The Building Blocks of EDM: Feeling, the Soar, and the Drop

EDM music is a “sensory affective bridge between touch, sonic experience and sense of connection in dancing crowds” (5). It seeks to invoke tactility (5) and centers around the idea of feeling. Some songs are made for dancing while other songs are meant to make you think (1) and can help the listener access “daydreams and imaginative fantasies” (4). The music encourages individual movement yet at the same time makes one feel like part of something larger than him or herself, especially when experiencing the music live in a crowd (1). In these live EDM performances, the music serves to create connection and intimacy amongst the concert-goers.

Indeed the overarching concept of “feeling” is associated with EDM through literature, song titles and lyrics. “Feeling” in this sense embodies “the overlap between emotion, affective knowing, perception and touch” (5) which is the fundamental idea at the heart of EDM music. The music is able to achieve this complex result of “feeling” through structure and key elements like heavy bass, fleshy timbre and sonic grain (5).

There are two key elements in popular EDM music today which orchestrate “feeling”: the soar and the drop.. The soar is the “build up” to a climax found in music like the song Gangnam style by Psy or in the music of Calvin Harris or David Guetta. The soar serves to build rhythmic and tamboral intensity “to the point where people can’t hear distinct rhythmic events and just hear constant sound” (2) It allows the artist to structure the climax of a song in an entirely different way than an artist can do with strummed chords (2).

The drop serves to shake things up and introduce a shock (2). Sometimes drops are catchy and a pleasant progression from the soar and climax while other times the drop really is a shock. Pop artists like Rihanna also play around with using drops in their music (2).

Academics have proposed that people enjoy these structures, the soar and the drop, because in tandem they exemplify and perform the resilience that people wish to embody. As the soar gets going and the music builds up there is often silence or a sonic crash after which the music bounces back stronger than ever with the drop (2). These structures are similar to Atari Teenage Riot in the early 90’s but work in a very different way politically. Unlike the 90s, neoliberalism has reached a point where noise is no longer disruptive and is now viewed as normal (2).

Indeed, noise and volume are a key component of EDM music and not always a disruptive one. In reference to EDM music by Swedish Producer/DJ Basshunter, a listener in a study on the subjective experience of music noted you can put the “volume up to a certain pitch,” which you can’t do in most genres like classical, to a level that “makes accessing easier” (4): accessing imaginative fantasies or daydreams that is. Indeed, heavy bass is associated with strong feelings (4).

• _SHORT EXERCISE 1_:
In the EDM text, which two elements orchestrate "feeling" in popular EDM today?
• _SHORT EXERCISE 2_:
According to the EDM text, why have academics proposed that people enjoy the soar and the drop?
• _SHORT EXERCISE 3_:
Pick up the EDM text after its last sentence, the one linking heavy bass to strong feelings, and keep writing in the same style.

Dataset entries:
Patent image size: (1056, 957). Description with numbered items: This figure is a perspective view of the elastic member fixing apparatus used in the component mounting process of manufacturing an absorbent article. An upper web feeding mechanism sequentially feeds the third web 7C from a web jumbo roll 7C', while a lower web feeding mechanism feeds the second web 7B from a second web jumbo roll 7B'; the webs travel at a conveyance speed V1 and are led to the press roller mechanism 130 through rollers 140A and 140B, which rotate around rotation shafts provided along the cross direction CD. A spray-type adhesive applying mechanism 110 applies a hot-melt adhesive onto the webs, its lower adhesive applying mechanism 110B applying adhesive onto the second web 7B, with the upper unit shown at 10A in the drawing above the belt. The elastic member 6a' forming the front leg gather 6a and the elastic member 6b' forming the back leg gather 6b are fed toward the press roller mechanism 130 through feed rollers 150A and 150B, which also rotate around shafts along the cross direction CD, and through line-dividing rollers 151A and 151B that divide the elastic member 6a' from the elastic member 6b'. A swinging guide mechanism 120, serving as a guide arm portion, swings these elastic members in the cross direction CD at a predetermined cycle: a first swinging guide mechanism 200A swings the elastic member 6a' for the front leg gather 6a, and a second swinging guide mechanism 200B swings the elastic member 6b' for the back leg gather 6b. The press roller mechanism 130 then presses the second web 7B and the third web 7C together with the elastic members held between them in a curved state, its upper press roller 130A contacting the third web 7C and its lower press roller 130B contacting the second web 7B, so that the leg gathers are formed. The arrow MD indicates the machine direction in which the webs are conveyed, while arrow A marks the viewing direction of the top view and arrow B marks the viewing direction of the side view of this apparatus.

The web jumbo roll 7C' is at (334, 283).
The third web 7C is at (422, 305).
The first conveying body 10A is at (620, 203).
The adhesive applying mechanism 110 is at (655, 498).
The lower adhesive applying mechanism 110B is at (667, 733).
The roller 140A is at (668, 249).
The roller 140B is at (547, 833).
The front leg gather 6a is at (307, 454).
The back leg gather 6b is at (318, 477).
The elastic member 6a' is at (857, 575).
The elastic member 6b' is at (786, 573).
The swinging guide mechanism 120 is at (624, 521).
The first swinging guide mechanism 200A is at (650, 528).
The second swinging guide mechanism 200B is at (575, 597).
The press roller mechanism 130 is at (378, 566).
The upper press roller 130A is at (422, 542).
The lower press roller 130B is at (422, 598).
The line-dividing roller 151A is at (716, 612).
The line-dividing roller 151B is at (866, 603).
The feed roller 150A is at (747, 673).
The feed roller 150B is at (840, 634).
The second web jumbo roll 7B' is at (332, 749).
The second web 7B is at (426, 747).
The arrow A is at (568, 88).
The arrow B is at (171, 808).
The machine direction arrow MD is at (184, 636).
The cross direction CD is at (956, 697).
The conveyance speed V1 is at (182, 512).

• _EXERCISE RESPONSE 1_:
The soar and the drop.

• _EXERCISE RESPONSE 2_:
Academics propose that, together, the soar and the drop exemplify and perform the resilience people wish to embody. As the soar builds, there is often silence or a sonic crash, and the music then bounces back stronger than ever with the drop.

• _EXERCISE RESPONSE 3_:
From Disco to EDM: A History of EDM in America

EDM music in America has its roots in disco music. In the 1970s, disco music began shifting away from acoustic orchestral sounds to a more synthesized, bass-heavy sound (21). This new sound, which hadn’t been heard in popular music before, was made popular by artists like Donna Summers who topped the charts with her 1977 hit “I Feel Loved,” produced by Giorgio Moroder (20). The pair worked together to produce Summer’s 1979 album, and highest-selling album, Bad Girls. The album featured similar production techniques and heavy bass which would continue to be prevalent in 1980’s dance music as disco declined (20).

During the 1980s, regional nightclub and warehouse party scenes began to emerge, further helping to popularize electronic music (20). Widely considered the first house music scene, the Chicago house scene of the early 1980s paved the way for the development of the “techno” genre in Detroit around the same time (22). During the latter half of the 80’s, the early rave scene emerged. This scene remained largely underground in the United States but took off in Europe. This can be attributed to the association in America at the time between raves and drugs and anti-rave laws which sought to prevent these music events (20). Nonetheless, during the 1990s America’s nightclub scene finally began to boom (6). Indeed, as disco died during the 1980s and 1990s, the emergence of these various party scenes encouraged the evolution and popularization of EDM music.

By the 1990s, EDM music finally began to gain some mainstream attention in America. In 1997, the English dance group Prodigy topped the U.S. Billboard Charts with their album “The Fat of the Land” (23). The popularity of UK dance acts like Prodigy, The Chemical Brothers, Fatboy Slim and Underworld were “prematurely associated with an American electronica revolution” by many, including the music industry (20). Nevertheless, by the mid-1990’s, academics had begun to show interest in EDM’s historical and cultural role in society, signifying the genres growing prominence and popularity in mainstream society (22).

It isn’t until the second half of the 2000’s however (6) that EDM music truly finds its way into mainstream American music and culture; this boom happens to correspond with a boom in both the internet and music production (computer and software) technology during the early 2000’s (20).

In addition to the Silicion Valley boom, two high profile artists can also be attributed to the emergence of EDM music in mainstream America: David Guetta and Daft Punk. In a meeting with Glen Mendlinger, manager of EMI’s dance label Astralweks, David Guetta famously announced his intent to cross urban cross-over music with dance music and turn it into a mainstream hit (24).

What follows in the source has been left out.